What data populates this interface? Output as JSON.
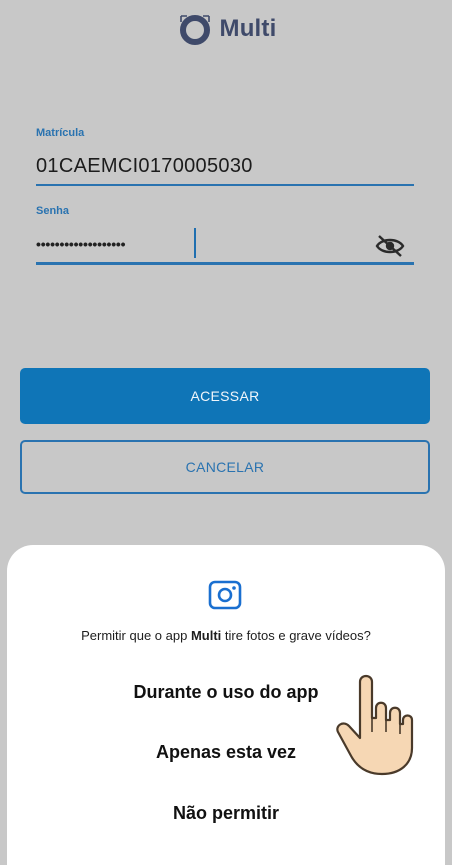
{
  "app": {
    "logo_text": "Multi"
  },
  "form": {
    "matricula": {
      "label": "Matrícula",
      "value": "01CAEMCI0170005030"
    },
    "senha": {
      "label": "Senha",
      "masked_value": "•••••••••••••••••••"
    },
    "toggle_visibility_icon": "eye-off-icon"
  },
  "buttons": {
    "acessar": "ACESSAR",
    "cancelar": "CANCELAR"
  },
  "permission_dialog": {
    "icon": "camera-icon",
    "question_prefix": "Permitir que o app ",
    "app_name": "Multi",
    "question_suffix": " tire fotos e grave vídeos?",
    "options": [
      "Durante o uso do app",
      "Apenas esta vez",
      "Não permitir"
    ]
  },
  "colors": {
    "accent": "#0f75b7",
    "background": "#c8c8c8",
    "sheet": "#ffffff",
    "logo_text": "#3f4a6a"
  }
}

* **EXERCISE**
Reproduce every entry exactly, but omit each picture.

* **SOLUTION TO THE EXERCISE**
What data populates this interface? Output as JSON.
{
  "app": {
    "logo_text": "Multi"
  },
  "form": {
    "matricula": {
      "label": "Matrícula",
      "value": "01CAEMCI0170005030"
    },
    "senha": {
      "label": "Senha",
      "masked_value": "•••••••••••••••••••"
    },
    "toggle_visibility_icon": "eye-off-icon"
  },
  "buttons": {
    "acessar": "ACESSAR",
    "cancelar": "CANCELAR"
  },
  "permission_dialog": {
    "icon": "camera-icon",
    "question_prefix": "Permitir que o app ",
    "app_name": "Multi",
    "question_suffix": " tire fotos e grave vídeos?",
    "options": [
      "Durante o uso do app",
      "Apenas esta vez",
      "Não permitir"
    ]
  },
  "colors": {
    "accent": "#0f75b7",
    "background": "#c8c8c8",
    "sheet": "#ffffff",
    "logo_text": "#3f4a6a"
  }
}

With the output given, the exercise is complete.